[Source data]
——————

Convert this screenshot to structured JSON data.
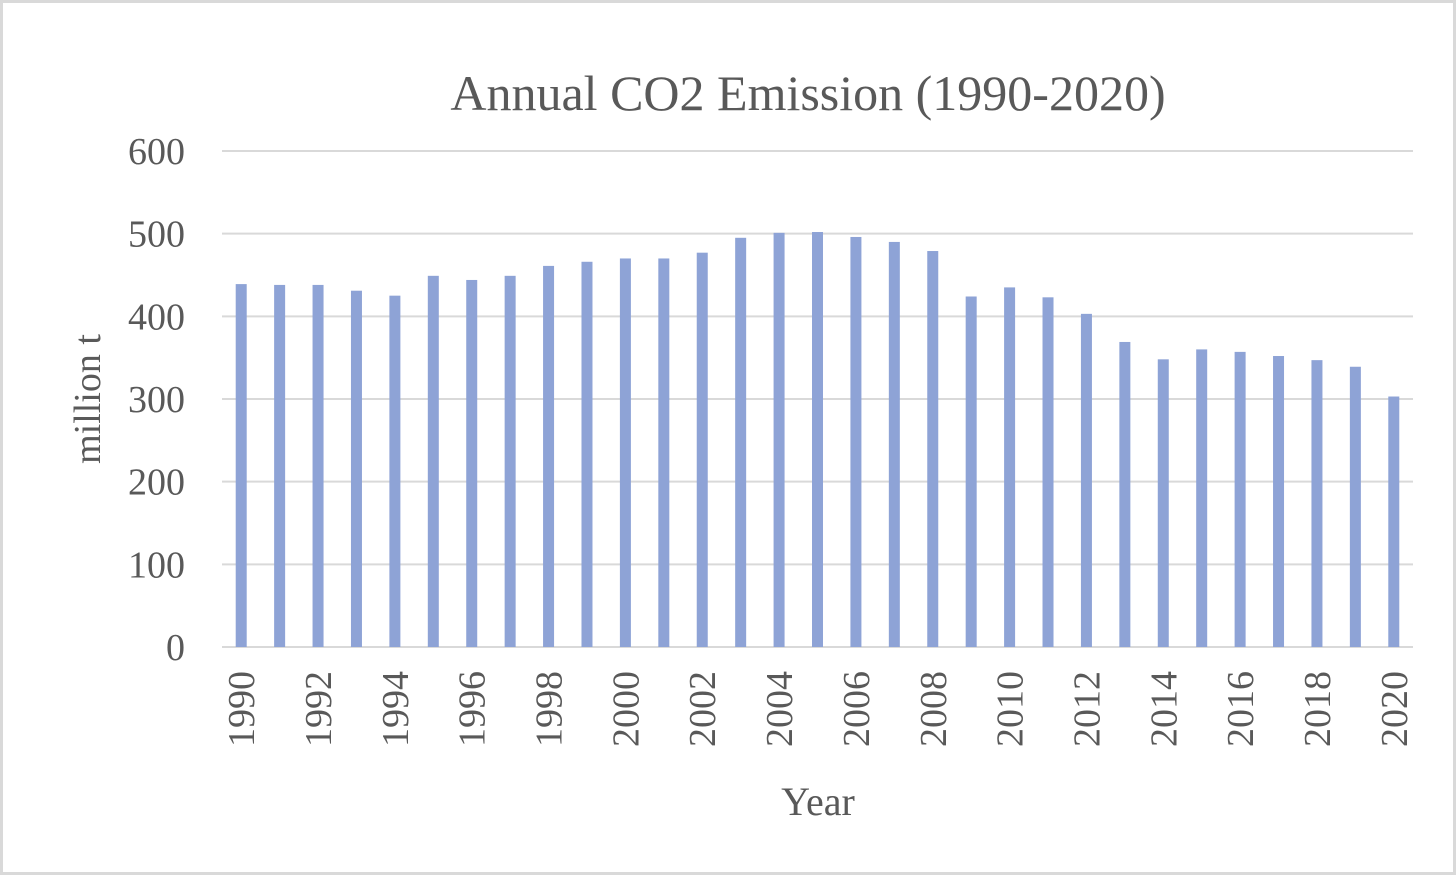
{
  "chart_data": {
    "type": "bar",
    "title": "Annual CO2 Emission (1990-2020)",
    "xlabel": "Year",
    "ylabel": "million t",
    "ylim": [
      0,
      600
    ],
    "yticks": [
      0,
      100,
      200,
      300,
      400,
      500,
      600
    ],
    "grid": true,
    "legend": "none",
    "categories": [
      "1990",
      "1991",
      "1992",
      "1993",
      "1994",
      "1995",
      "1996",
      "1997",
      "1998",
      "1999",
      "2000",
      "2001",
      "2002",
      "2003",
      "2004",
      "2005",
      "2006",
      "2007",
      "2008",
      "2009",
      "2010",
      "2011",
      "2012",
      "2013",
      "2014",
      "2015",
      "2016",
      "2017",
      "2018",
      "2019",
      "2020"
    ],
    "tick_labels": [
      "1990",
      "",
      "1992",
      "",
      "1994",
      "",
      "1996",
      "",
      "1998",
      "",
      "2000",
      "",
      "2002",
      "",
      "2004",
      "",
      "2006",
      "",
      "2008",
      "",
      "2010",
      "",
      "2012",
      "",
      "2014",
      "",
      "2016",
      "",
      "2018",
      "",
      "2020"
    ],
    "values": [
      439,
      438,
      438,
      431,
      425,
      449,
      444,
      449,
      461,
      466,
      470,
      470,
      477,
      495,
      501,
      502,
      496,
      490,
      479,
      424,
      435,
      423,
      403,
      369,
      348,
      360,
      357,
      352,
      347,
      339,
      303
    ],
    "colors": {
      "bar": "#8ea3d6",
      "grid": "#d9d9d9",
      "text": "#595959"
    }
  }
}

——————

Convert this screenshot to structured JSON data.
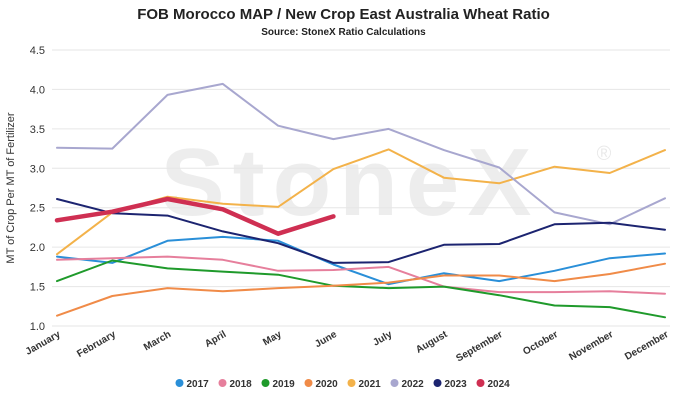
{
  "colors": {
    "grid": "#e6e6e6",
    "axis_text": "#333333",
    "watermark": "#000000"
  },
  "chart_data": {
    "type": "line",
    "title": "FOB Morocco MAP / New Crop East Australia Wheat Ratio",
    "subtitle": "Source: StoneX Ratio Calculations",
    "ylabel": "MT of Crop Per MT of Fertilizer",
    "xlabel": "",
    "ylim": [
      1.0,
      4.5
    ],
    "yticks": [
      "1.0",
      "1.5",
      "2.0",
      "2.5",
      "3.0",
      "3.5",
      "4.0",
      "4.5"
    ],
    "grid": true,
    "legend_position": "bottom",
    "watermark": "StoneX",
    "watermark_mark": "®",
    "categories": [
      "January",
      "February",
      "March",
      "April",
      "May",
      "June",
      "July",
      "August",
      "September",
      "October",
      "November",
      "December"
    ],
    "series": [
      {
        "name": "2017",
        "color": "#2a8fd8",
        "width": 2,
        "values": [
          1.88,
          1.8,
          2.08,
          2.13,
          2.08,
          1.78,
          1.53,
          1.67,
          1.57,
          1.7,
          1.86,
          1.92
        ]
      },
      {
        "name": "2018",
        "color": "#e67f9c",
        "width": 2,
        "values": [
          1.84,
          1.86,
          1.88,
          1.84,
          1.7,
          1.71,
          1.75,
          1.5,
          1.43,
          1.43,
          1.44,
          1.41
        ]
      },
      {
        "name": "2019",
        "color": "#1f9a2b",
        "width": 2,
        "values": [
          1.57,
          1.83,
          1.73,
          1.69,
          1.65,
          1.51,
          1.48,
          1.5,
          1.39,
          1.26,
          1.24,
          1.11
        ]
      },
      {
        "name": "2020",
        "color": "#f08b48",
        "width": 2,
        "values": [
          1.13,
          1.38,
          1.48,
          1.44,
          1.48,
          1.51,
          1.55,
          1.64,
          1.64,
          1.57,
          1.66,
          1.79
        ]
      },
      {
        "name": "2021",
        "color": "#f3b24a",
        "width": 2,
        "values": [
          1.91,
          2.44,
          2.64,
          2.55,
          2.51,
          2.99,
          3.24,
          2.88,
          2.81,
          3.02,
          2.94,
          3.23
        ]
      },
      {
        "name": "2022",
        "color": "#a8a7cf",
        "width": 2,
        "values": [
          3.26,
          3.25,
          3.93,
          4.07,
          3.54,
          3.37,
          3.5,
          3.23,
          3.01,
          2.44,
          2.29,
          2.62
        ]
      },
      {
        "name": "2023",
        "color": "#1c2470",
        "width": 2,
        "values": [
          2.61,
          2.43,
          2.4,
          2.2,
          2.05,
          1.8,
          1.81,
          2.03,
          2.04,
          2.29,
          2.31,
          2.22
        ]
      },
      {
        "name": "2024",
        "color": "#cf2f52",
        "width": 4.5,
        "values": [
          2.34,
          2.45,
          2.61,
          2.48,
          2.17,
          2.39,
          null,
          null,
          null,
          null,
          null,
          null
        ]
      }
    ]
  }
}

——————

(Requirement) Gather and return every line that holds the string "grid".

(Answer to the task)
    "grid": true,
      "grid": "#d9d9d9",
    "grid": "#e6e6e6",
    "grid": true,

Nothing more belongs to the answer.